_EXERCISE OBJECTIVE_
Return every line of the records below verbatim, with no pictures in the copy.

_MATERIAL PROVIDED_
--- Begin ---
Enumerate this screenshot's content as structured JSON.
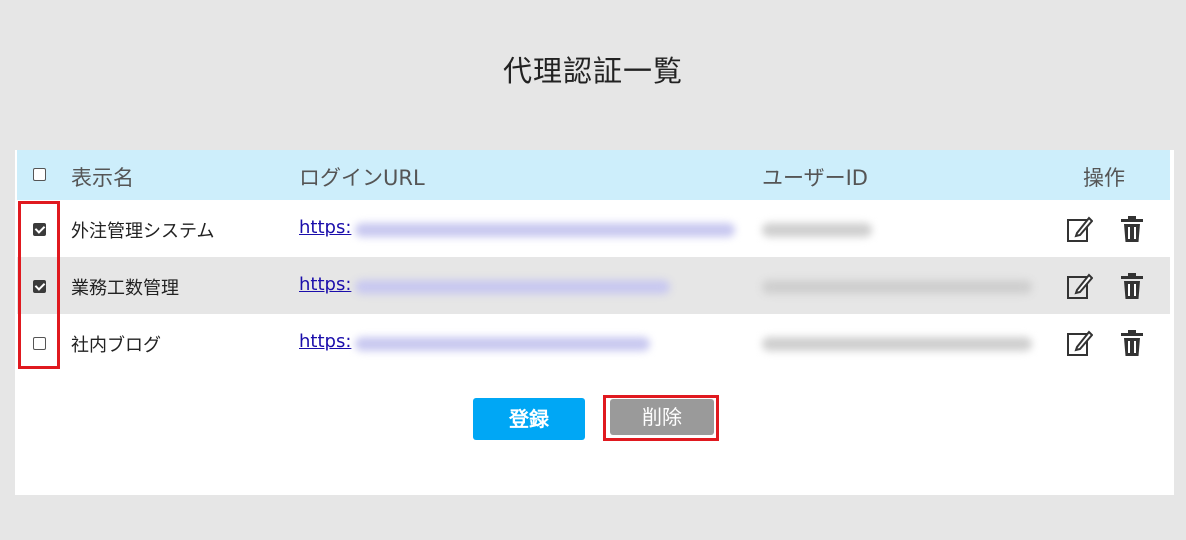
{
  "page": {
    "title": "代理認証一覧"
  },
  "table": {
    "headers": {
      "name": "表示名",
      "url": "ログインURL",
      "userid": "ユーザーID",
      "actions": "操作"
    },
    "rows": [
      {
        "checked": true,
        "name": "外注管理システム",
        "url_visible": "https:"
      },
      {
        "checked": true,
        "name": "業務工数管理",
        "url_visible": "https:"
      },
      {
        "checked": false,
        "name": "社内ブログ",
        "url_visible": "https:"
      }
    ]
  },
  "buttons": {
    "register": "登録",
    "delete": "削除"
  },
  "colors": {
    "header_bg": "#cdeefb",
    "register_bg": "#00a7f5",
    "delete_bg": "#9a9a9a",
    "highlight": "#e0191f"
  },
  "icons": {
    "edit": "edit-icon",
    "delete": "trash-icon"
  }
}
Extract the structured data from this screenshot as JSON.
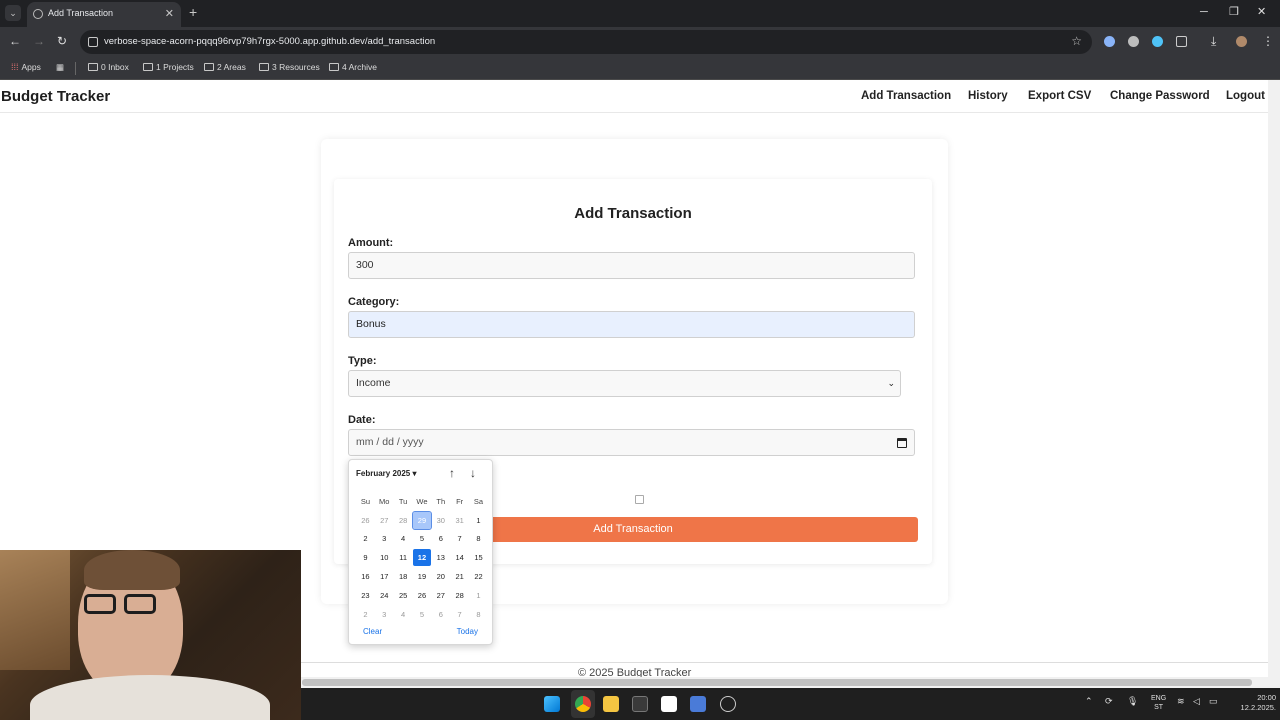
{
  "browser": {
    "tab_title": "Add Transaction",
    "url": "verbose-space-acorn-pqqq96rvp79h7rgx-5000.app.github.dev/add_transaction",
    "bookmarks": [
      "Apps",
      "0 Inbox",
      "1 Projects",
      "2 Areas",
      "3 Resources",
      "4 Archive"
    ]
  },
  "nav": {
    "brand": "Budget Tracker",
    "links": [
      "Add Transaction",
      "History",
      "Export CSV",
      "Change Password",
      "Logout"
    ]
  },
  "form": {
    "title": "Add Transaction",
    "amount_label": "Amount:",
    "amount_value": "300",
    "category_label": "Category:",
    "category_value": "Bonus",
    "type_label": "Type:",
    "type_value": "Income",
    "date_label": "Date:",
    "date_placeholder": "mm / dd / yyyy",
    "submit_label": "Add Transaction"
  },
  "datepicker": {
    "month_label": "February 2025 ▾",
    "weekdays": [
      "Su",
      "Mo",
      "Tu",
      "We",
      "Th",
      "Fr",
      "Sa"
    ],
    "weeks": [
      [
        "26",
        "27",
        "28",
        "29",
        "30",
        "31",
        "1"
      ],
      [
        "2",
        "3",
        "4",
        "5",
        "6",
        "7",
        "8"
      ],
      [
        "9",
        "10",
        "11",
        "12",
        "13",
        "14",
        "15"
      ],
      [
        "16",
        "17",
        "18",
        "19",
        "20",
        "21",
        "22"
      ],
      [
        "23",
        "24",
        "25",
        "26",
        "27",
        "28",
        "1"
      ],
      [
        "2",
        "3",
        "4",
        "5",
        "6",
        "7",
        "8"
      ]
    ],
    "clear_label": "Clear",
    "today_label": "Today"
  },
  "footer": {
    "text": "© 2025 Budget Tracker"
  },
  "taskbar": {
    "lang_top": "ENG",
    "lang_bottom": "ST",
    "time": "20:00",
    "date": "12.2.2025."
  },
  "colors": {
    "accent_button": "#ef7548",
    "today_highlight": "#1a73e8",
    "autofill_bg": "#e8f0fe"
  }
}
--- End ---
_CORRECT OUTPUT_
Enumerate this screenshot's content as structured JSON.
{
  "page": {
    "title": "代理認証一覧"
  },
  "table": {
    "headers": {
      "name": "表示名",
      "url": "ログインURL",
      "userid": "ユーザーID",
      "actions": "操作"
    },
    "rows": [
      {
        "checked": true,
        "name": "外注管理システム",
        "url_visible": "https:"
      },
      {
        "checked": true,
        "name": "業務工数管理",
        "url_visible": "https:"
      },
      {
        "checked": false,
        "name": "社内ブログ",
        "url_visible": "https:"
      }
    ]
  },
  "buttons": {
    "register": "登録",
    "delete": "削除"
  },
  "colors": {
    "header_bg": "#cdeefb",
    "register_bg": "#00a7f5",
    "delete_bg": "#9a9a9a",
    "highlight": "#e0191f"
  },
  "icons": {
    "edit": "edit-icon",
    "delete": "trash-icon"
  }
}
Extract the structured data from this screenshot as JSON.
{
  "browser": {
    "tab_title": "Add Transaction",
    "url": "verbose-space-acorn-pqqq96rvp79h7rgx-5000.app.github.dev/add_transaction",
    "bookmarks": [
      "Apps",
      "0 Inbox",
      "1 Projects",
      "2 Areas",
      "3 Resources",
      "4 Archive"
    ]
  },
  "nav": {
    "brand": "Budget Tracker",
    "links": [
      "Add Transaction",
      "History",
      "Export CSV",
      "Change Password",
      "Logout"
    ]
  },
  "form": {
    "title": "Add Transaction",
    "amount_label": "Amount:",
    "amount_value": "300",
    "category_label": "Category:",
    "category_value": "Bonus",
    "type_label": "Type:",
    "type_value": "Income",
    "date_label": "Date:",
    "date_placeholder": "mm / dd / yyyy",
    "submit_label": "Add Transaction"
  },
  "datepicker": {
    "month_label": "February 2025 ▾",
    "weekdays": [
      "Su",
      "Mo",
      "Tu",
      "We",
      "Th",
      "Fr",
      "Sa"
    ],
    "weeks": [
      [
        "26",
        "27",
        "28",
        "29",
        "30",
        "31",
        "1"
      ],
      [
        "2",
        "3",
        "4",
        "5",
        "6",
        "7",
        "8"
      ],
      [
        "9",
        "10",
        "11",
        "12",
        "13",
        "14",
        "15"
      ],
      [
        "16",
        "17",
        "18",
        "19",
        "20",
        "21",
        "22"
      ],
      [
        "23",
        "24",
        "25",
        "26",
        "27",
        "28",
        "1"
      ],
      [
        "2",
        "3",
        "4",
        "5",
        "6",
        "7",
        "8"
      ]
    ],
    "clear_label": "Clear",
    "today_label": "Today"
  },
  "footer": {
    "text": "© 2025 Budget Tracker"
  },
  "taskbar": {
    "lang_top": "ENG",
    "lang_bottom": "ST",
    "time": "20:00",
    "date": "12.2.2025."
  },
  "colors": {
    "accent_button": "#ef7548",
    "today_highlight": "#1a73e8",
    "autofill_bg": "#e8f0fe"
  }
}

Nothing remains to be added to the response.